## Prompt
Do not carry the pictures over; copy every other part of the entries exactly.

-- START --

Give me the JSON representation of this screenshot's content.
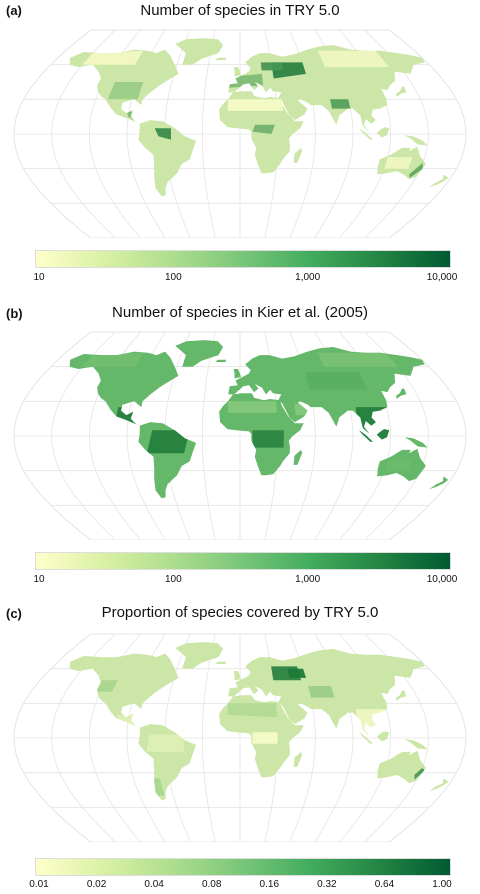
{
  "panels": [
    {
      "letter": "(a)",
      "title": "Number of species in TRY 5.0",
      "colors": {
        "ocean": "#ffffff",
        "grid": "#e4e4e4",
        "low": "#ffffcc",
        "mid": "#a9d68e",
        "high": "#1f7a3a"
      },
      "legend": {
        "scale": "log",
        "range": [
          10,
          10000
        ],
        "ticks": [
          "10",
          "100",
          "1,000",
          "10,000"
        ],
        "colors": [
          "#ffffcc",
          "#d9f0a3",
          "#addd8e",
          "#78c679",
          "#41ab5d",
          "#238443",
          "#005a32"
        ]
      }
    },
    {
      "letter": "(b)",
      "title": "Number of species in Kier et al. (2005)",
      "colors": {
        "ocean": "#ffffff",
        "grid": "#e4e4e4",
        "low": "#9fd38b",
        "mid": "#5fb565",
        "high": "#1f7a3a"
      },
      "legend": {
        "scale": "log",
        "range": [
          10,
          10000
        ],
        "ticks": [
          "10",
          "100",
          "1,000",
          "10,000"
        ],
        "colors": [
          "#ffffcc",
          "#d9f0a3",
          "#addd8e",
          "#78c679",
          "#41ab5d",
          "#238443",
          "#005a32"
        ]
      }
    },
    {
      "letter": "(c)",
      "title": "Proportion of species covered by TRY 5.0",
      "colors": {
        "ocean": "#ffffff",
        "grid": "#e4e4e4",
        "low": "#ffffcc",
        "mid": "#a9d68e",
        "high": "#1f7a3a"
      },
      "legend": {
        "scale": "log2",
        "range": [
          0.01,
          1.0
        ],
        "ticks": [
          "0.01",
          "0.02",
          "0.04",
          "0.08",
          "0.16",
          "0.32",
          "0.64",
          "1.00"
        ],
        "colors": [
          "#ffffcc",
          "#d9f0a3",
          "#addd8e",
          "#78c679",
          "#41ab5d",
          "#238443",
          "#005a32"
        ]
      }
    }
  ]
}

-- END --

## Response to the exercise
Give me the JSON representation of this screenshot's content.
{
  "panels": [
    {
      "letter": "(a)",
      "title": "Number of species in TRY 5.0",
      "colors": {
        "ocean": "#ffffff",
        "grid": "#e4e4e4",
        "low": "#ffffcc",
        "mid": "#a9d68e",
        "high": "#1f7a3a"
      },
      "legend": {
        "scale": "log",
        "range": [
          10,
          10000
        ],
        "ticks": [
          "10",
          "100",
          "1,000",
          "10,000"
        ],
        "colors": [
          "#ffffcc",
          "#d9f0a3",
          "#addd8e",
          "#78c679",
          "#41ab5d",
          "#238443",
          "#005a32"
        ]
      }
    },
    {
      "letter": "(b)",
      "title": "Number of species in Kier et al. (2005)",
      "colors": {
        "ocean": "#ffffff",
        "grid": "#e4e4e4",
        "low": "#9fd38b",
        "mid": "#5fb565",
        "high": "#1f7a3a"
      },
      "legend": {
        "scale": "log",
        "range": [
          10,
          10000
        ],
        "ticks": [
          "10",
          "100",
          "1,000",
          "10,000"
        ],
        "colors": [
          "#ffffcc",
          "#d9f0a3",
          "#addd8e",
          "#78c679",
          "#41ab5d",
          "#238443",
          "#005a32"
        ]
      }
    },
    {
      "letter": "(c)",
      "title": "Proportion of species covered by TRY 5.0",
      "colors": {
        "ocean": "#ffffff",
        "grid": "#e4e4e4",
        "low": "#ffffcc",
        "mid": "#a9d68e",
        "high": "#1f7a3a"
      },
      "legend": {
        "scale": "log2",
        "range": [
          0.01,
          1.0
        ],
        "ticks": [
          "0.01",
          "0.02",
          "0.04",
          "0.08",
          "0.16",
          "0.32",
          "0.64",
          "1.00"
        ],
        "colors": [
          "#ffffcc",
          "#d9f0a3",
          "#addd8e",
          "#78c679",
          "#41ab5d",
          "#238443",
          "#005a32"
        ]
      }
    }
  ]
}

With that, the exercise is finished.